■ **TASK DESCRIPTION**
Quote all of the entries word for word.

(Figure record listings)
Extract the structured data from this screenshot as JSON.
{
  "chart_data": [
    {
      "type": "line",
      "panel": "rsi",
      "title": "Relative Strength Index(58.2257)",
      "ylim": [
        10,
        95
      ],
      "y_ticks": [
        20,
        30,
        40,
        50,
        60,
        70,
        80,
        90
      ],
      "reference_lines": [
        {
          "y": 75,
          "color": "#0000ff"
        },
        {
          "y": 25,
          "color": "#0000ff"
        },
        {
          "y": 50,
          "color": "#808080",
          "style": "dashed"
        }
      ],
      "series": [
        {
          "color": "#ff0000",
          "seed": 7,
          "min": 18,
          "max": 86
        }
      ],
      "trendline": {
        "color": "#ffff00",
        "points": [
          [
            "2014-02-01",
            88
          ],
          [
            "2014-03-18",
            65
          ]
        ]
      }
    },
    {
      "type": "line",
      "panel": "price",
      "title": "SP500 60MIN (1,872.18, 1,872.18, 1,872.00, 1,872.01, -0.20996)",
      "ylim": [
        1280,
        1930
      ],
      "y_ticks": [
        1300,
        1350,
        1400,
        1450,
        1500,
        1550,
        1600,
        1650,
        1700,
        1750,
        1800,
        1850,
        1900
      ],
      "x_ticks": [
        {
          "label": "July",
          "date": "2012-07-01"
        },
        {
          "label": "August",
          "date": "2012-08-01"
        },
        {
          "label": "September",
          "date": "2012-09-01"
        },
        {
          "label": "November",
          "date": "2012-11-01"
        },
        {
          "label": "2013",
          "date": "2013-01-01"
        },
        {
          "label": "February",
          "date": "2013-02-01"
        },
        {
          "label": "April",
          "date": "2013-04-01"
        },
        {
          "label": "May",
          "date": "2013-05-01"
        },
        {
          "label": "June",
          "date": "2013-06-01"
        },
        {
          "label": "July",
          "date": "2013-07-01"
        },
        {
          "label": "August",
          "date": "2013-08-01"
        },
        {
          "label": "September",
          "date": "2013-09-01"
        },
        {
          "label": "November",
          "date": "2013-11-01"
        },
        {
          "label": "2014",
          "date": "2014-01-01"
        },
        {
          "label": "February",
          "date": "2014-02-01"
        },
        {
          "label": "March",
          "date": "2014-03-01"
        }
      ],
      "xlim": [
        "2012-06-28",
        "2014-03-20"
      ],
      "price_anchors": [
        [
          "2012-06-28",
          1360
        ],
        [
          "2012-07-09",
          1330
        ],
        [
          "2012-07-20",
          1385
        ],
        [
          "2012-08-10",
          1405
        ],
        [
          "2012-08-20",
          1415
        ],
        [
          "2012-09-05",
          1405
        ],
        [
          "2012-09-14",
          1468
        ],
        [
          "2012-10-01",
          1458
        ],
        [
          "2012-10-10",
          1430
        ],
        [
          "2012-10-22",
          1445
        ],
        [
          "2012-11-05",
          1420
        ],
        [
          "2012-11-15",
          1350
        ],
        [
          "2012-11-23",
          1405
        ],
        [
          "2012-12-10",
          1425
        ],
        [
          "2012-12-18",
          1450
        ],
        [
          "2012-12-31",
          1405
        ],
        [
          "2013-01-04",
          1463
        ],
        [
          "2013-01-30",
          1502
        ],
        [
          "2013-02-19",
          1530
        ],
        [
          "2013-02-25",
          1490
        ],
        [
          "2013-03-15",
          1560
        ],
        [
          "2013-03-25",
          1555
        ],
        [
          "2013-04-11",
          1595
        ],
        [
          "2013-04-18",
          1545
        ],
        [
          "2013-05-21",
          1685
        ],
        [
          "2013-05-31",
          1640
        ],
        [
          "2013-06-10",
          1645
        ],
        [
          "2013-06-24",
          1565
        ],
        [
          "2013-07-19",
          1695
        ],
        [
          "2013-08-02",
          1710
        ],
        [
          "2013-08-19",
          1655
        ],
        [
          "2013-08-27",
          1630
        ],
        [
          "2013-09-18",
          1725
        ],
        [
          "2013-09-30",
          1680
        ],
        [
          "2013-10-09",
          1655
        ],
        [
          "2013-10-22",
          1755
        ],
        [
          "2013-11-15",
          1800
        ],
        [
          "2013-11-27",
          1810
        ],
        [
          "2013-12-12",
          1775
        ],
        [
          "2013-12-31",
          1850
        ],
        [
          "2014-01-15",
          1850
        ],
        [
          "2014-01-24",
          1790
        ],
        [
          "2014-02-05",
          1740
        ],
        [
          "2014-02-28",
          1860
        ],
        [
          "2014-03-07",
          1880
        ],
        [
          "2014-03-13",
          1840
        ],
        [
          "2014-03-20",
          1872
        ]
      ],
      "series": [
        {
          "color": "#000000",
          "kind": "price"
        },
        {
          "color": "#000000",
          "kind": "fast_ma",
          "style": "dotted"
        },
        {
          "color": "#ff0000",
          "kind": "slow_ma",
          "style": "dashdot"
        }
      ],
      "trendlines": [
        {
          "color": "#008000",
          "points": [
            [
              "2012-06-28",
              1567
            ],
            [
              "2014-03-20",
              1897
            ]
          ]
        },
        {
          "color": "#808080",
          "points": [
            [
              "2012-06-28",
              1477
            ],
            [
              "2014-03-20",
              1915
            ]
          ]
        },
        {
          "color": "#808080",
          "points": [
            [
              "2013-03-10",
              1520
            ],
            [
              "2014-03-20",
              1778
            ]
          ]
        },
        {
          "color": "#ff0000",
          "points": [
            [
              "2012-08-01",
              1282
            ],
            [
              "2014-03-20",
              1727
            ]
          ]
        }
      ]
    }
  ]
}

■ **REPLY**
Extract the structured data from this screenshot as JSON.
{
  "chart_data": [
    {
      "type": "line",
      "panel": "rsi",
      "title": "Relative Strength Index(58.2257)",
      "ylim": [
        10,
        95
      ],
      "y_ticks": [
        20,
        30,
        40,
        50,
        60,
        70,
        80,
        90
      ],
      "reference_lines": [
        {
          "y": 75,
          "color": "#0000ff"
        },
        {
          "y": 25,
          "color": "#0000ff"
        },
        {
          "y": 50,
          "color": "#808080",
          "style": "dashed"
        }
      ],
      "series": [
        {
          "color": "#ff0000",
          "seed": 7,
          "min": 18,
          "max": 86
        }
      ],
      "trendline": {
        "color": "#ffff00",
        "points": [
          [
            "2014-02-01",
            88
          ],
          [
            "2014-03-18",
            65
          ]
        ]
      }
    },
    {
      "type": "line",
      "panel": "price",
      "title": "SP500 60MIN (1,872.18, 1,872.18, 1,872.00, 1,872.01, -0.20996)",
      "ylim": [
        1280,
        1930
      ],
      "y_ticks": [
        1300,
        1350,
        1400,
        1450,
        1500,
        1550,
        1600,
        1650,
        1700,
        1750,
        1800,
        1850,
        1900
      ],
      "x_ticks": [
        {
          "label": "July",
          "date": "2012-07-01"
        },
        {
          "label": "August",
          "date": "2012-08-01"
        },
        {
          "label": "September",
          "date": "2012-09-01"
        },
        {
          "label": "November",
          "date": "2012-11-01"
        },
        {
          "label": "2013",
          "date": "2013-01-01"
        },
        {
          "label": "February",
          "date": "2013-02-01"
        },
        {
          "label": "April",
          "date": "2013-04-01"
        },
        {
          "label": "May",
          "date": "2013-05-01"
        },
        {
          "label": "June",
          "date": "2013-06-01"
        },
        {
          "label": "July",
          "date": "2013-07-01"
        },
        {
          "label": "August",
          "date": "2013-08-01"
        },
        {
          "label": "September",
          "date": "2013-09-01"
        },
        {
          "label": "November",
          "date": "2013-11-01"
        },
        {
          "label": "2014",
          "date": "2014-01-01"
        },
        {
          "label": "February",
          "date": "2014-02-01"
        },
        {
          "label": "March",
          "date": "2014-03-01"
        }
      ],
      "xlim": [
        "2012-06-28",
        "2014-03-20"
      ],
      "price_anchors": [
        [
          "2012-06-28",
          1360
        ],
        [
          "2012-07-09",
          1330
        ],
        [
          "2012-07-20",
          1385
        ],
        [
          "2012-08-10",
          1405
        ],
        [
          "2012-08-20",
          1415
        ],
        [
          "2012-09-05",
          1405
        ],
        [
          "2012-09-14",
          1468
        ],
        [
          "2012-10-01",
          1458
        ],
        [
          "2012-10-10",
          1430
        ],
        [
          "2012-10-22",
          1445
        ],
        [
          "2012-11-05",
          1420
        ],
        [
          "2012-11-15",
          1350
        ],
        [
          "2012-11-23",
          1405
        ],
        [
          "2012-12-10",
          1425
        ],
        [
          "2012-12-18",
          1450
        ],
        [
          "2012-12-31",
          1405
        ],
        [
          "2013-01-04",
          1463
        ],
        [
          "2013-01-30",
          1502
        ],
        [
          "2013-02-19",
          1530
        ],
        [
          "2013-02-25",
          1490
        ],
        [
          "2013-03-15",
          1560
        ],
        [
          "2013-03-25",
          1555
        ],
        [
          "2013-04-11",
          1595
        ],
        [
          "2013-04-18",
          1545
        ],
        [
          "2013-05-21",
          1685
        ],
        [
          "2013-05-31",
          1640
        ],
        [
          "2013-06-10",
          1645
        ],
        [
          "2013-06-24",
          1565
        ],
        [
          "2013-07-19",
          1695
        ],
        [
          "2013-08-02",
          1710
        ],
        [
          "2013-08-19",
          1655
        ],
        [
          "2013-08-27",
          1630
        ],
        [
          "2013-09-18",
          1725
        ],
        [
          "2013-09-30",
          1680
        ],
        [
          "2013-10-09",
          1655
        ],
        [
          "2013-10-22",
          1755
        ],
        [
          "2013-11-15",
          1800
        ],
        [
          "2013-11-27",
          1810
        ],
        [
          "2013-12-12",
          1775
        ],
        [
          "2013-12-31",
          1850
        ],
        [
          "2014-01-15",
          1850
        ],
        [
          "2014-01-24",
          1790
        ],
        [
          "2014-02-05",
          1740
        ],
        [
          "2014-02-28",
          1860
        ],
        [
          "2014-03-07",
          1880
        ],
        [
          "2014-03-13",
          1840
        ],
        [
          "2014-03-20",
          1872
        ]
      ],
      "series": [
        {
          "color": "#000000",
          "kind": "price"
        },
        {
          "color": "#000000",
          "kind": "fast_ma",
          "style": "dotted"
        },
        {
          "color": "#ff0000",
          "kind": "slow_ma",
          "style": "dashdot"
        }
      ],
      "trendlines": [
        {
          "color": "#008000",
          "points": [
            [
              "2012-06-28",
              1567
            ],
            [
              "2014-03-20",
              1897
            ]
          ]
        },
        {
          "color": "#808080",
          "points": [
            [
              "2012-06-28",
              1477
            ],
            [
              "2014-03-20",
              1915
            ]
          ]
        },
        {
          "color": "#808080",
          "points": [
            [
              "2013-03-10",
              1520
            ],
            [
              "2014-03-20",
              1778
            ]
          ]
        },
        {
          "color": "#ff0000",
          "points": [
            [
              "2012-08-01",
              1282
            ],
            [
              "2014-03-20",
              1727
            ]
          ]
        }
      ]
    }
  ]
}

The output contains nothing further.